▶ **Exercise description**: Each line containing the word "grid" should be found and copied.
┌──
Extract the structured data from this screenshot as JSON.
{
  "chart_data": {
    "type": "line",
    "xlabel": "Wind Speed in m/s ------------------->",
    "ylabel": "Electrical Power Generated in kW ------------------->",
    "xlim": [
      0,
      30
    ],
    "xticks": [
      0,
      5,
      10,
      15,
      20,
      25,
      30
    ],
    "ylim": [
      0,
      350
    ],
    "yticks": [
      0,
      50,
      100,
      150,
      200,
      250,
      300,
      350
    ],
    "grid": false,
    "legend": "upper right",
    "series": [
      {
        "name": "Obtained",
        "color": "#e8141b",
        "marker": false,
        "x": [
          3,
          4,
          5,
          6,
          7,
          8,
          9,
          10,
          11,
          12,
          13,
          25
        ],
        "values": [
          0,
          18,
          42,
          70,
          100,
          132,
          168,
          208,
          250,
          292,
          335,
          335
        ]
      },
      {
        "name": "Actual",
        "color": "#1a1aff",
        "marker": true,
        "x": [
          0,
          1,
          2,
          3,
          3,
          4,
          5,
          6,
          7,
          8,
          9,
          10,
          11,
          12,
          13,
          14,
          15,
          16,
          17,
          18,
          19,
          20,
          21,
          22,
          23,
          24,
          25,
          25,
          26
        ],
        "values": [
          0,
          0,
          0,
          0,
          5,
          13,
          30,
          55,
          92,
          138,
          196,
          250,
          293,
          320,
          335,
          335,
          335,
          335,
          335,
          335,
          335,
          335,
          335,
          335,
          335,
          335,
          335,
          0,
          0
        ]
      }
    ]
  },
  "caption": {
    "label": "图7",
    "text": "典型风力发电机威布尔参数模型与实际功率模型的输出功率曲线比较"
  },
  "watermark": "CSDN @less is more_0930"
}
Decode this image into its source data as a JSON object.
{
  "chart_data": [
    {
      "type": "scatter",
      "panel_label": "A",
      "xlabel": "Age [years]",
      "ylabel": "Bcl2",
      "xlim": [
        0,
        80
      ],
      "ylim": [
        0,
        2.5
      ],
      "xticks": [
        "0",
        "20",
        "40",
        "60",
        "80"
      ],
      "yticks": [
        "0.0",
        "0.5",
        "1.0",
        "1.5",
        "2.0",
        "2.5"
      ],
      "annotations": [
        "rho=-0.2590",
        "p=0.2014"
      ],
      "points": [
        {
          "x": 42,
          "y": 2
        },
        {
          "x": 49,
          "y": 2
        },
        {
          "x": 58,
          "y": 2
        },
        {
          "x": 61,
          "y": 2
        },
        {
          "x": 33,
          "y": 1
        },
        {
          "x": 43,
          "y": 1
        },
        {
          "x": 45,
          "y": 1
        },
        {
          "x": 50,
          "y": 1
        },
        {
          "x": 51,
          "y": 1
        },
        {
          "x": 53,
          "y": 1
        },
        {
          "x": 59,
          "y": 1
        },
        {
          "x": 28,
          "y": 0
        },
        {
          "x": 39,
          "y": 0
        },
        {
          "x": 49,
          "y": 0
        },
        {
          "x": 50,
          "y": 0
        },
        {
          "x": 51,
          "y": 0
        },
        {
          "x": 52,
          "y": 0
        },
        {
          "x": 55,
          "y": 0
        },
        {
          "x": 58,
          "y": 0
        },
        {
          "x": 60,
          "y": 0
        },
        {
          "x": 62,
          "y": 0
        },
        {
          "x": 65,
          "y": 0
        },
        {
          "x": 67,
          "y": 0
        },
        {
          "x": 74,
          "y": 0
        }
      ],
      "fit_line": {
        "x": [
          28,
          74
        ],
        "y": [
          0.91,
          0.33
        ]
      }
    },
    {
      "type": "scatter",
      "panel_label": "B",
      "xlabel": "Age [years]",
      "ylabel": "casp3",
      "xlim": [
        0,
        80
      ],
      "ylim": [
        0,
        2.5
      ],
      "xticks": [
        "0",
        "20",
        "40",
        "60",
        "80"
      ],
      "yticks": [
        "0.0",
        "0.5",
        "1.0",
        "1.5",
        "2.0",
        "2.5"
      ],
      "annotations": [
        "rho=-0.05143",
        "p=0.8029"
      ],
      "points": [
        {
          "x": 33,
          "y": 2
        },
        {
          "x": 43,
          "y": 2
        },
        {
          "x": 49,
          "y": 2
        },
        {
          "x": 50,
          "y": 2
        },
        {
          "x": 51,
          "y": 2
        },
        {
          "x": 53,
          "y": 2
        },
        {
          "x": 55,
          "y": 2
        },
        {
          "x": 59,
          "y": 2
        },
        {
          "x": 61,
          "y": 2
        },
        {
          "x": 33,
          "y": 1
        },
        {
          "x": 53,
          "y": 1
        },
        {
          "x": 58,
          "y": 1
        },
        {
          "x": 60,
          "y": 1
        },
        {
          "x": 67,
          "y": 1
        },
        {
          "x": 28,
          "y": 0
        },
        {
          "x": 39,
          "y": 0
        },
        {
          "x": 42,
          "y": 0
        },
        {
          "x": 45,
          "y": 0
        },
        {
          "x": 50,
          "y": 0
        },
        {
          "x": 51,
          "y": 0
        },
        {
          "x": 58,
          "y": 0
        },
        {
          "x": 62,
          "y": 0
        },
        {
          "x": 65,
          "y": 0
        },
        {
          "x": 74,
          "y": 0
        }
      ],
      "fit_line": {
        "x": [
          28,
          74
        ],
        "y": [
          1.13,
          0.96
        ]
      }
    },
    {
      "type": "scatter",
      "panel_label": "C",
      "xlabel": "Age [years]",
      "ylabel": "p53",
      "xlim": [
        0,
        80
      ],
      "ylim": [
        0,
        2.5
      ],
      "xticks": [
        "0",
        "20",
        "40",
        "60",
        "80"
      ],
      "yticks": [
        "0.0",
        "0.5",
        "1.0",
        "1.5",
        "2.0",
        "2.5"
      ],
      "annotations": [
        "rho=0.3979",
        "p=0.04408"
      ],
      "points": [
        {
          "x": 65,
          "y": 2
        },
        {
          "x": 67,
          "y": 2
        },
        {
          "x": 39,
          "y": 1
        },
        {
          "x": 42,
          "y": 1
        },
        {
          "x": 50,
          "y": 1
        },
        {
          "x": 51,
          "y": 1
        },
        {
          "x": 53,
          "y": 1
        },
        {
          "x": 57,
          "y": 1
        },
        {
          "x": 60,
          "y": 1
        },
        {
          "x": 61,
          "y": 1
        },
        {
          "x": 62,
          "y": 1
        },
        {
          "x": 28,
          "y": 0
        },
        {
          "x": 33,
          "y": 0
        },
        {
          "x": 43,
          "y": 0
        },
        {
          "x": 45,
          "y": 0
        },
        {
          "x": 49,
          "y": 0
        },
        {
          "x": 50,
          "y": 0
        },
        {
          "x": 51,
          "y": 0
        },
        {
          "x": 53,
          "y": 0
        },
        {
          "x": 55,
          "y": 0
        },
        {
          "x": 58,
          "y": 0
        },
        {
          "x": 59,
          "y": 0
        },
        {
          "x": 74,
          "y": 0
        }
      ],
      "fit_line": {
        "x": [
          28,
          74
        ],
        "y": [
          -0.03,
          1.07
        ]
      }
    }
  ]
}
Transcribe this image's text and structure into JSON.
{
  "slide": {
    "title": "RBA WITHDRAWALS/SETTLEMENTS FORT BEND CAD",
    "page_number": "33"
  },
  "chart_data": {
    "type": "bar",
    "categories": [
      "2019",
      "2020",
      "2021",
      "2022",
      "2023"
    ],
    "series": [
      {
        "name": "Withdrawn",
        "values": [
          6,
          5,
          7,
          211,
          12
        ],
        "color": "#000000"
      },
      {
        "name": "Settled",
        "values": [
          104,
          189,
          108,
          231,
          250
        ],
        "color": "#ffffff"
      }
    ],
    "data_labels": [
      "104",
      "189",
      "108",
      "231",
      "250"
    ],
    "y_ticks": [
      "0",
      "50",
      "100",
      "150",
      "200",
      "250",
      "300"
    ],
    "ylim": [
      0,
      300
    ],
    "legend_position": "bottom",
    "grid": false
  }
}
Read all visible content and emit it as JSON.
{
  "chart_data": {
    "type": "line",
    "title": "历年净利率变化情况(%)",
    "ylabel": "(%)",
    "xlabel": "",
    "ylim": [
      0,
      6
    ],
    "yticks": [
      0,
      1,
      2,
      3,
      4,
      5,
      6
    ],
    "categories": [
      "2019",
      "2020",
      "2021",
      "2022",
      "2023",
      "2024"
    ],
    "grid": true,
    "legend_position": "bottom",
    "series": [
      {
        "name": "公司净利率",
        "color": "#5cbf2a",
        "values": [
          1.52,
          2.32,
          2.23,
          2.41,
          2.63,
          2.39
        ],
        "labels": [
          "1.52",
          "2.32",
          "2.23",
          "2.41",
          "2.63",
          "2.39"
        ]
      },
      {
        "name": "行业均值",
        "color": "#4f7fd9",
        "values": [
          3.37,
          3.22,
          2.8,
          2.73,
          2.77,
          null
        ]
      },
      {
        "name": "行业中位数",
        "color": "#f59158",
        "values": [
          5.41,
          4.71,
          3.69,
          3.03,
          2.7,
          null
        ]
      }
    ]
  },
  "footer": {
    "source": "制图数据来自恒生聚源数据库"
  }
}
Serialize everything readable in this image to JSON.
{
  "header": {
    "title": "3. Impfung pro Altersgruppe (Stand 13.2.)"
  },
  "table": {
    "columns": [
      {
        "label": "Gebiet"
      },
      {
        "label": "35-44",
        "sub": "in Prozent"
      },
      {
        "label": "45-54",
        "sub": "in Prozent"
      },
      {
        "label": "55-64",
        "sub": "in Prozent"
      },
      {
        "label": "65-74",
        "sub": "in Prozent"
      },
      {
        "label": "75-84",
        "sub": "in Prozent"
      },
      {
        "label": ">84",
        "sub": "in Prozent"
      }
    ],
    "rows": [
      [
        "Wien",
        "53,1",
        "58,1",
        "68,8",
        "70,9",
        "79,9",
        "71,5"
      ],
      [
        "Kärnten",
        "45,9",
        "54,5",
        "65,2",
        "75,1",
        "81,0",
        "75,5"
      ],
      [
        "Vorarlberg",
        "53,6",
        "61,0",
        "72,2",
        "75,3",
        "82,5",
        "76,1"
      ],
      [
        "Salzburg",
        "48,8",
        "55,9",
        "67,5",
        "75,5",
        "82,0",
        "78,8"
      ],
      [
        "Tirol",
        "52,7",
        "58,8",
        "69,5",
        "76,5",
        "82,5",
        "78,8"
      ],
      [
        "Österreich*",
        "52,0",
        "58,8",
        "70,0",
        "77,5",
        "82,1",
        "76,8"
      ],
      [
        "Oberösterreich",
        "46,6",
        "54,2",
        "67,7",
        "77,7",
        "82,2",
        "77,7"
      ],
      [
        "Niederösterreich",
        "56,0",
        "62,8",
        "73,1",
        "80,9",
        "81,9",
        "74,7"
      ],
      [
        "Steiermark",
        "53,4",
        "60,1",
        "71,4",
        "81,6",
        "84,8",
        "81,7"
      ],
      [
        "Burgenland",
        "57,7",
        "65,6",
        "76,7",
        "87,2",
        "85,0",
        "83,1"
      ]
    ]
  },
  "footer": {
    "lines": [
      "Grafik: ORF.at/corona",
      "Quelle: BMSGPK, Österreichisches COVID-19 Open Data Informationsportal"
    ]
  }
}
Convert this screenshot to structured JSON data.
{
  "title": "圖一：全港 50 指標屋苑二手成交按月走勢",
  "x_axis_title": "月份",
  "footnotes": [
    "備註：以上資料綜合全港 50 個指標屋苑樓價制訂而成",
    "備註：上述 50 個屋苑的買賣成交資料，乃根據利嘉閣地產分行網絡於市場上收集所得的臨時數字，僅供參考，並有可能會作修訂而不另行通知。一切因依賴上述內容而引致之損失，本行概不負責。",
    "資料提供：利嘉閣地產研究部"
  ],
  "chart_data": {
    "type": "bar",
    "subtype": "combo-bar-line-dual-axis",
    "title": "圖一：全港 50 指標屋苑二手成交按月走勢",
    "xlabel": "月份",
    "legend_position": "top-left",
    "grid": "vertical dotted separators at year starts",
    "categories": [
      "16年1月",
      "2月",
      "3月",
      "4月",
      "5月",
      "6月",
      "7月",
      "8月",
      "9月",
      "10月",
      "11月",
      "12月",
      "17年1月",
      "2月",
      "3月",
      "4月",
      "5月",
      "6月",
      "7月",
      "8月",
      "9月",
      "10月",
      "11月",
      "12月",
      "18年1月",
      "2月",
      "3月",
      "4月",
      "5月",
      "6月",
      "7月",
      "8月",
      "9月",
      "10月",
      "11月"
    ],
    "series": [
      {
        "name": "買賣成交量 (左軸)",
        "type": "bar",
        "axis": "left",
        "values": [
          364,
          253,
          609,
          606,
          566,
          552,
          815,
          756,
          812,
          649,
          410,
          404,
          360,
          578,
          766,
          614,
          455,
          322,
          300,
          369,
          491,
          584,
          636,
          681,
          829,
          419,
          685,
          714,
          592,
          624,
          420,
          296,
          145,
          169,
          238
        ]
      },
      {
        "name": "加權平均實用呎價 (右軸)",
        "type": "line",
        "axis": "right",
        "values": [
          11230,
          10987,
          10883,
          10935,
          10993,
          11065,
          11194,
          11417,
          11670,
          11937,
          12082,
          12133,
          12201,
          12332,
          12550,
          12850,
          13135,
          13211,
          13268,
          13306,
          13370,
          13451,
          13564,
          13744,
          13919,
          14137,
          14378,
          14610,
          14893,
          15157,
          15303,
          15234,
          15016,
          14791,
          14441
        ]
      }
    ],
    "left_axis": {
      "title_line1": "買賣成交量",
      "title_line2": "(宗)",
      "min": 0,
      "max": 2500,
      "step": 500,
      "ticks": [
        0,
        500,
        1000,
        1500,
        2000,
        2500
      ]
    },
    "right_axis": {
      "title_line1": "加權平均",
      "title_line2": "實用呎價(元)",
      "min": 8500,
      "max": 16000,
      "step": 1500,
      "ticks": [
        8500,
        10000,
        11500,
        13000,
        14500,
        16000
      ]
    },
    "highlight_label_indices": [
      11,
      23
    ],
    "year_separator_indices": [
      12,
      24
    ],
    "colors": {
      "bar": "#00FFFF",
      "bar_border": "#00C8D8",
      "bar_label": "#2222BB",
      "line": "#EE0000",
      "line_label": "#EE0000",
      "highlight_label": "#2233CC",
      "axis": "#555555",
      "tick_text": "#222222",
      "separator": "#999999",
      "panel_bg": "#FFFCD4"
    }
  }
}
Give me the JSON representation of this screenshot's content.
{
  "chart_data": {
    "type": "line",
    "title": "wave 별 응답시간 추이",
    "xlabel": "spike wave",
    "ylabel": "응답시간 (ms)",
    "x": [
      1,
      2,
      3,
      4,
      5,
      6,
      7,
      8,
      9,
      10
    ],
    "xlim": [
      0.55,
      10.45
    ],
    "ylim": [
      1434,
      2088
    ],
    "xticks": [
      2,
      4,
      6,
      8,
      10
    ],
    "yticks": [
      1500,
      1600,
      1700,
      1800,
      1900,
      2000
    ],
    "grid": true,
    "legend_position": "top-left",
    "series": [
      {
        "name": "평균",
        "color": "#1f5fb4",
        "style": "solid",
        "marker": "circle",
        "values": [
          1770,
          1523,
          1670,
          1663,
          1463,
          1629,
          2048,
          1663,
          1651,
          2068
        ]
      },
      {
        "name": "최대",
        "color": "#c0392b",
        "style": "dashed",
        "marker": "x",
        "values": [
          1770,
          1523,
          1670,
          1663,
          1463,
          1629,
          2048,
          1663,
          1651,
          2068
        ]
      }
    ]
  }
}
└──
▶ **Response to this exercise**:
    "grid": false,
    "grid": false
    "grid": true,
    "grid": "vertical dotted separators at year starts",
    "grid": true,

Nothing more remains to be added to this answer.